*** Material provided ***
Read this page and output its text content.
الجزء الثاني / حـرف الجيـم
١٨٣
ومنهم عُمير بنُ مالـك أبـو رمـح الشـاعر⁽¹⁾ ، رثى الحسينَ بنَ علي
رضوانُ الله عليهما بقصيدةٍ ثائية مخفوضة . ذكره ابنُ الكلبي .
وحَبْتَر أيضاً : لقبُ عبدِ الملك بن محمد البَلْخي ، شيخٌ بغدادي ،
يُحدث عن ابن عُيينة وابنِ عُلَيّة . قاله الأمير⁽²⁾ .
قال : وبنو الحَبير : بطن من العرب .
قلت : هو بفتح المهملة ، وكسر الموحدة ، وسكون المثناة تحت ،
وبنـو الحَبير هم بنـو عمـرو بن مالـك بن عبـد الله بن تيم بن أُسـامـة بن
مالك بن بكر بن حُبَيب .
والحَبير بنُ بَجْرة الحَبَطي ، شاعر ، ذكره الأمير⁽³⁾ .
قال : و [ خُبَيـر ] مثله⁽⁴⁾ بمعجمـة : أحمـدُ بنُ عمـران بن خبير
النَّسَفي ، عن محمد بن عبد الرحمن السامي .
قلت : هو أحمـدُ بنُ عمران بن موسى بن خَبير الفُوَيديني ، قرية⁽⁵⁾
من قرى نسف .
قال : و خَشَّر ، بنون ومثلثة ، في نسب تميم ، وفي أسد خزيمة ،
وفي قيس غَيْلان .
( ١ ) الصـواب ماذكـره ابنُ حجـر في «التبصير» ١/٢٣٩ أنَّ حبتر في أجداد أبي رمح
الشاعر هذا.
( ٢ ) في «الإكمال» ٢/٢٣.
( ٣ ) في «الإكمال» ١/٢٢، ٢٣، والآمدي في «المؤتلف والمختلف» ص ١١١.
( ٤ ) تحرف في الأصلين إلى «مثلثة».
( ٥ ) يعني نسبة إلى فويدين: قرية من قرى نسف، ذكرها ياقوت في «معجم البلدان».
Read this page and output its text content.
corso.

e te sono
***
### Exercise description
Repeat the records above exactly.

### Output below
Read this page and output its text content.
الجزء الثاني / حـرف الجيـم
١٨٣
ومنهم عُمير بنُ مالـك أبـو رمـح الشـاعر⁽¹⁾ ، رثى الحسينَ بنَ علي
رضوانُ الله عليهما بقصيدةٍ ثائية مخفوضة . ذكره ابنُ الكلبي .
وحَبْتَر أيضاً : لقبُ عبدِ الملك بن محمد البَلْخي ، شيخٌ بغدادي ،
يُحدث عن ابن عُيينة وابنِ عُلَيّة . قاله الأمير⁽²⁾ .
قال : وبنو الحَبير : بطن من العرب .
قلت : هو بفتح المهملة ، وكسر الموحدة ، وسكون المثناة تحت ،
وبنـو الحَبير هم بنـو عمـرو بن مالـك بن عبـد الله بن تيم بن أُسـامـة بن
مالك بن بكر بن حُبَيب .
والحَبير بنُ بَجْرة الحَبَطي ، شاعر ، ذكره الأمير⁽³⁾ .
قال : و [ خُبَيـر ] مثله⁽⁴⁾ بمعجمـة : أحمـدُ بنُ عمـران بن خبير
النَّسَفي ، عن محمد بن عبد الرحمن السامي .
قلت : هو أحمـدُ بنُ عمران بن موسى بن خَبير الفُوَيديني ، قرية⁽⁵⁾
من قرى نسف .
قال : و خَشَّر ، بنون ومثلثة ، في نسب تميم ، وفي أسد خزيمة ،
وفي قيس غَيْلان .
( ١ ) الصـواب ماذكـره ابنُ حجـر في «التبصير» ١/٢٣٩ أنَّ حبتر في أجداد أبي رمح
الشاعر هذا.
( ٢ ) في «الإكمال» ٢/٢٣.
( ٣ ) في «الإكمال» ١/٢٢، ٢٣، والآمدي في «المؤتلف والمختلف» ص ١١١.
( ٤ ) تحرف في الأصلين إلى «مثلثة».
( ٥ ) يعني نسبة إلى فويدين: قرية من قرى نسف، ذكرها ياقوت في «معجم البلدان».
Read this page and output its text content.
corso.

e te sono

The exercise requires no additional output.